# Input rows
— begin —

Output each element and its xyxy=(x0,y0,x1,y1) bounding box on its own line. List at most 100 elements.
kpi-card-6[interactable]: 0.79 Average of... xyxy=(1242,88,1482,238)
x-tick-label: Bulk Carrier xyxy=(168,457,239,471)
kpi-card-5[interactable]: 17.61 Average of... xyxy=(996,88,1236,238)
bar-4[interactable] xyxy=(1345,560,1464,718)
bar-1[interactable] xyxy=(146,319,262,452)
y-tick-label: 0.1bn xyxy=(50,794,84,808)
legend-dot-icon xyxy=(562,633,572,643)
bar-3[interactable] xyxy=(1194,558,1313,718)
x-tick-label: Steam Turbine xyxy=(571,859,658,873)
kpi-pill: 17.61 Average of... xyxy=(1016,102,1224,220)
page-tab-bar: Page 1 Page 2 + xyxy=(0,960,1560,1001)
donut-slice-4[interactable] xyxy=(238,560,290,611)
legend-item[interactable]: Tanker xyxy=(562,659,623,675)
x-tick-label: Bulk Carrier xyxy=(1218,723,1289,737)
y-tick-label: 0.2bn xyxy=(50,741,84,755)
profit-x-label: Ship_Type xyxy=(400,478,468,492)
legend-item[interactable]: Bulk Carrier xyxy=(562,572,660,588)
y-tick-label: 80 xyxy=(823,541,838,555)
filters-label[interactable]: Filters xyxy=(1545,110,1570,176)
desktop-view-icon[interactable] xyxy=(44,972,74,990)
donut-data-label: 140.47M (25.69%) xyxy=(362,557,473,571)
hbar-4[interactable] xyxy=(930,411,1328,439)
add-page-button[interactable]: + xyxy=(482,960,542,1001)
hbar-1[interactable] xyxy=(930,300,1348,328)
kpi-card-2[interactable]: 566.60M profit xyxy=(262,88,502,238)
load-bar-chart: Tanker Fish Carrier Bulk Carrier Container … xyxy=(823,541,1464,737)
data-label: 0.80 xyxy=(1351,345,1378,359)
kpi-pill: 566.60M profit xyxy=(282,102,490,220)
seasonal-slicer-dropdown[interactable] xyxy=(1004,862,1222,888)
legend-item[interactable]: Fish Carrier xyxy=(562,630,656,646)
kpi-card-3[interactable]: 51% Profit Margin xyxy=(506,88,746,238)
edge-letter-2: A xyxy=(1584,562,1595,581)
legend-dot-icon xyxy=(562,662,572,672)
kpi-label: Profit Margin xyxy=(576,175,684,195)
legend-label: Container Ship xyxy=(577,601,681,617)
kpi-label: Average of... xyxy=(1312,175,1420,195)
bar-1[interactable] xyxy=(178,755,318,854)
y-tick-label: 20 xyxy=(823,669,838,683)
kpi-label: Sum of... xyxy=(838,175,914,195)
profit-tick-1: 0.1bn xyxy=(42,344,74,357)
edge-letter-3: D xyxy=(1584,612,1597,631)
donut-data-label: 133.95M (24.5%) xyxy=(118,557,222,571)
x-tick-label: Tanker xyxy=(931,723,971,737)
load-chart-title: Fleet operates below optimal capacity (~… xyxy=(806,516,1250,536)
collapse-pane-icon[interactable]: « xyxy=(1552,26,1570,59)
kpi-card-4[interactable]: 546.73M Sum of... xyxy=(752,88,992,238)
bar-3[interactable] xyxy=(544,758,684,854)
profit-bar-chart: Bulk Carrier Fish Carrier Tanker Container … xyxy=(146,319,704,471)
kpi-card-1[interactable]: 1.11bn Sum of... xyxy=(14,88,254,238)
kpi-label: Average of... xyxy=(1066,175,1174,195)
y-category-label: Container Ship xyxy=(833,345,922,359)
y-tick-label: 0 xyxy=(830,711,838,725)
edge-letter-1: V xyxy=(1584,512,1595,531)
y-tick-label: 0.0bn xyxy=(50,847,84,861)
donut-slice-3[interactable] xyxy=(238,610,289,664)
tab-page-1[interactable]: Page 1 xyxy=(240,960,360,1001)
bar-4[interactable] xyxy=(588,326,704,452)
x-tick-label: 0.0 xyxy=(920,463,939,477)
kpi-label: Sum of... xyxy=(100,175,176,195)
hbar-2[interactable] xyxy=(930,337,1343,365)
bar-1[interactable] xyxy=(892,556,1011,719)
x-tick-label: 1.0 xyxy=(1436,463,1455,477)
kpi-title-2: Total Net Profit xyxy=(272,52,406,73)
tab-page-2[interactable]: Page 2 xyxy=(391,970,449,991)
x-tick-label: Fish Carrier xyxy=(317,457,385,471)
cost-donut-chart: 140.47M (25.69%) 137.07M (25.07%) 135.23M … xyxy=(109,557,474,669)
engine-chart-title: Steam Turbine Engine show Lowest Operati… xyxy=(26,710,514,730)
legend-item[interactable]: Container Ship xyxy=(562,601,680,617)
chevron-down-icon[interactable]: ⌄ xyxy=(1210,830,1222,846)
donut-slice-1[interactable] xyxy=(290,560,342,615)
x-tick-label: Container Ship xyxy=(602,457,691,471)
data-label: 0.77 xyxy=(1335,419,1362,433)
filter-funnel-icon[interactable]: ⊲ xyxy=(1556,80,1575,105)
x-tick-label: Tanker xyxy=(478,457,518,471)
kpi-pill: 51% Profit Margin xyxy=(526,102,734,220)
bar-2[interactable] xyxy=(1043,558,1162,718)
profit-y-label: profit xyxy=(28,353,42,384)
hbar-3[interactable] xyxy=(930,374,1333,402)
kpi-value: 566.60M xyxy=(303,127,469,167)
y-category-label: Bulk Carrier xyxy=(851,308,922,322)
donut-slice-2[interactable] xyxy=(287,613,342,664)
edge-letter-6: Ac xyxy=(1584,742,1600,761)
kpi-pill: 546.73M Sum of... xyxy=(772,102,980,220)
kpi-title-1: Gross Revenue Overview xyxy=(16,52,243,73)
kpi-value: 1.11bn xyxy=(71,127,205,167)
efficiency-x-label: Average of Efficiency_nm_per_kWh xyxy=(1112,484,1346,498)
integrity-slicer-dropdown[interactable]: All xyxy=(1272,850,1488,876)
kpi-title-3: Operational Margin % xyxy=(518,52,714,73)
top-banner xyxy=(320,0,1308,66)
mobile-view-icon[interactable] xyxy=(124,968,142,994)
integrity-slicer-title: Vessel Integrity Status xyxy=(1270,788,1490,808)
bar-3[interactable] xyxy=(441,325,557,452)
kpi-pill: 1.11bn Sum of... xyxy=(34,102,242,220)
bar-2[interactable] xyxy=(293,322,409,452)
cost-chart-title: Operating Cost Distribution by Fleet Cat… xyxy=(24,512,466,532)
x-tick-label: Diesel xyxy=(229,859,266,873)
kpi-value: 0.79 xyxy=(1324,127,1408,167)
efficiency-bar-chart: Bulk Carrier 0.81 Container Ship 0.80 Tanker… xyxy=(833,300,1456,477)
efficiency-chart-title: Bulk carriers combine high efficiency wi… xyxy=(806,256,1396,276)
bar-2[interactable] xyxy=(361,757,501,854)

— end —

Reproduce every line of the data above word for word, from the first line to the last.

Output each element and its xyxy=(x0,y0,x1,y1) bounding box on its own line. List at most 100 elements.
kpi-card-6[interactable]: 0.79 Average of... xyxy=(1242,88,1482,238)
x-tick-label: Bulk Carrier xyxy=(168,457,239,471)
kpi-card-5[interactable]: 17.61 Average of... xyxy=(996,88,1236,238)
bar-4[interactable] xyxy=(1345,560,1464,718)
bar-1[interactable] xyxy=(146,319,262,452)
y-tick-label: 0.1bn xyxy=(50,794,84,808)
legend-dot-icon xyxy=(562,633,572,643)
bar-3[interactable] xyxy=(1194,558,1313,718)
x-tick-label: Steam Turbine xyxy=(571,859,658,873)
kpi-pill: 17.61 Average of... xyxy=(1016,102,1224,220)
page-tab-bar: Page 1 Page 2 + xyxy=(0,960,1560,1001)
donut-slice-4[interactable] xyxy=(238,560,290,611)
legend-item[interactable]: Tanker xyxy=(562,659,623,675)
x-tick-label: Bulk Carrier xyxy=(1218,723,1289,737)
y-tick-label: 0.2bn xyxy=(50,741,84,755)
profit-x-label: Ship_Type xyxy=(400,478,468,492)
legend-item[interactable]: Bulk Carrier xyxy=(562,572,660,588)
y-tick-label: 80 xyxy=(823,541,838,555)
filters-label[interactable]: Filters xyxy=(1545,110,1570,176)
desktop-view-icon[interactable] xyxy=(44,972,74,990)
donut-data-label: 140.47M (25.69%) xyxy=(362,557,473,571)
hbar-4[interactable] xyxy=(930,411,1328,439)
add-page-button[interactable]: + xyxy=(482,960,542,1001)
hbar-1[interactable] xyxy=(930,300,1348,328)
kpi-card-2[interactable]: 566.60M profit xyxy=(262,88,502,238)
load-bar-chart: Tanker Fish Carrier Bulk Carrier Container … xyxy=(823,541,1464,737)
data-label: 0.80 xyxy=(1351,345,1378,359)
kpi-pill: 566.60M profit xyxy=(282,102,490,220)
seasonal-slicer-dropdown[interactable] xyxy=(1004,862,1222,888)
legend-item[interactable]: Fish Carrier xyxy=(562,630,656,646)
kpi-card-3[interactable]: 51% Profit Margin xyxy=(506,88,746,238)
edge-letter-2: A xyxy=(1584,562,1595,581)
legend-dot-icon xyxy=(562,662,572,672)
kpi-label: Profit Margin xyxy=(576,175,684,195)
legend-label: Container Ship xyxy=(577,601,681,617)
kpi-label: Average of... xyxy=(1312,175,1420,195)
bar-1[interactable] xyxy=(178,755,318,854)
y-tick-label: 20 xyxy=(823,669,838,683)
kpi-label: Sum of... xyxy=(838,175,914,195)
profit-tick-1: 0.1bn xyxy=(42,344,74,357)
edge-letter-3: D xyxy=(1584,612,1597,631)
donut-data-label: 133.95M (24.5%) xyxy=(118,557,222,571)
x-tick-label: Tanker xyxy=(931,723,971,737)
load-chart-title: Fleet operates below optimal capacity (~… xyxy=(806,516,1250,536)
collapse-pane-icon[interactable]: « xyxy=(1552,26,1570,59)
kpi-card-4[interactable]: 546.73M Sum of... xyxy=(752,88,992,238)
bar-3[interactable] xyxy=(544,758,684,854)
profit-bar-chart: Bulk Carrier Fish Carrier Tanker Container … xyxy=(146,319,704,471)
kpi-card-1[interactable]: 1.11bn Sum of... xyxy=(14,88,254,238)
kpi-label: Average of... xyxy=(1066,175,1174,195)
y-category-label: Container Ship xyxy=(833,345,922,359)
y-tick-label: 0 xyxy=(830,711,838,725)
edge-letter-1: V xyxy=(1584,512,1595,531)
y-tick-label: 0.0bn xyxy=(50,847,84,861)
donut-slice-3[interactable] xyxy=(238,610,289,664)
tab-page-1[interactable]: Page 1 xyxy=(240,960,360,1001)
bar-4[interactable] xyxy=(588,326,704,452)
x-tick-label: 0.0 xyxy=(920,463,939,477)
kpi-label: Sum of... xyxy=(100,175,176,195)
hbar-2[interactable] xyxy=(930,337,1343,365)
bar-1[interactable] xyxy=(892,556,1011,719)
x-tick-label: 1.0 xyxy=(1436,463,1455,477)
kpi-title-2: Total Net Profit xyxy=(272,52,406,73)
tab-page-2[interactable]: Page 2 xyxy=(391,970,449,991)
x-tick-label: Fish Carrier xyxy=(317,457,385,471)
cost-donut-chart: 140.47M (25.69%) 137.07M (25.07%) 135.23M … xyxy=(109,557,474,669)
engine-chart-title: Steam Turbine Engine show Lowest Operati… xyxy=(26,710,514,730)
legend-item[interactable]: Container Ship xyxy=(562,601,680,617)
chevron-down-icon[interactable]: ⌄ xyxy=(1210,830,1222,846)
donut-slice-1[interactable] xyxy=(290,560,342,615)
x-tick-label: Container Ship xyxy=(602,457,691,471)
data-label: 0.77 xyxy=(1335,419,1362,433)
filter-funnel-icon[interactable]: ⊲ xyxy=(1556,80,1575,105)
x-tick-label: Tanker xyxy=(478,457,518,471)
kpi-pill: 51% Profit Margin xyxy=(526,102,734,220)
bar-2[interactable] xyxy=(1043,558,1162,718)
profit-y-label: profit xyxy=(28,353,42,384)
hbar-3[interactable] xyxy=(930,374,1333,402)
kpi-value: 566.60M xyxy=(303,127,469,167)
y-category-label: Bulk Carrier xyxy=(851,308,922,322)
donut-slice-2[interactable] xyxy=(287,613,342,664)
edge-letter-6: Ac xyxy=(1584,742,1600,761)
kpi-pill: 546.73M Sum of... xyxy=(772,102,980,220)
kpi-title-1: Gross Revenue Overview xyxy=(16,52,243,73)
kpi-value: 1.11bn xyxy=(71,127,205,167)
efficiency-x-label: Average of Efficiency_nm_per_kWh xyxy=(1112,484,1346,498)
integrity-slicer-dropdown[interactable]: All xyxy=(1272,850,1488,876)
kpi-title-3: Operational Margin % xyxy=(518,52,714,73)
top-banner xyxy=(320,0,1308,66)
mobile-view-icon[interactable] xyxy=(124,968,142,994)
integrity-slicer-title: Vessel Integrity Status xyxy=(1270,788,1490,808)
bar-3[interactable] xyxy=(441,325,557,452)
kpi-pill: 1.11bn Sum of... xyxy=(34,102,242,220)
bar-2[interactable] xyxy=(293,322,409,452)
cost-chart-title: Operating Cost Distribution by Fleet Cat… xyxy=(24,512,466,532)
x-tick-label: Diesel xyxy=(229,859,266,873)
kpi-value: 0.79 xyxy=(1324,127,1408,167)
efficiency-bar-chart: Bulk Carrier 0.81 Container Ship 0.80 Tanker… xyxy=(833,300,1456,477)
efficiency-chart-title: Bulk carriers combine high efficiency wi… xyxy=(806,256,1396,276)
bar-2[interactable] xyxy=(361,757,501,854)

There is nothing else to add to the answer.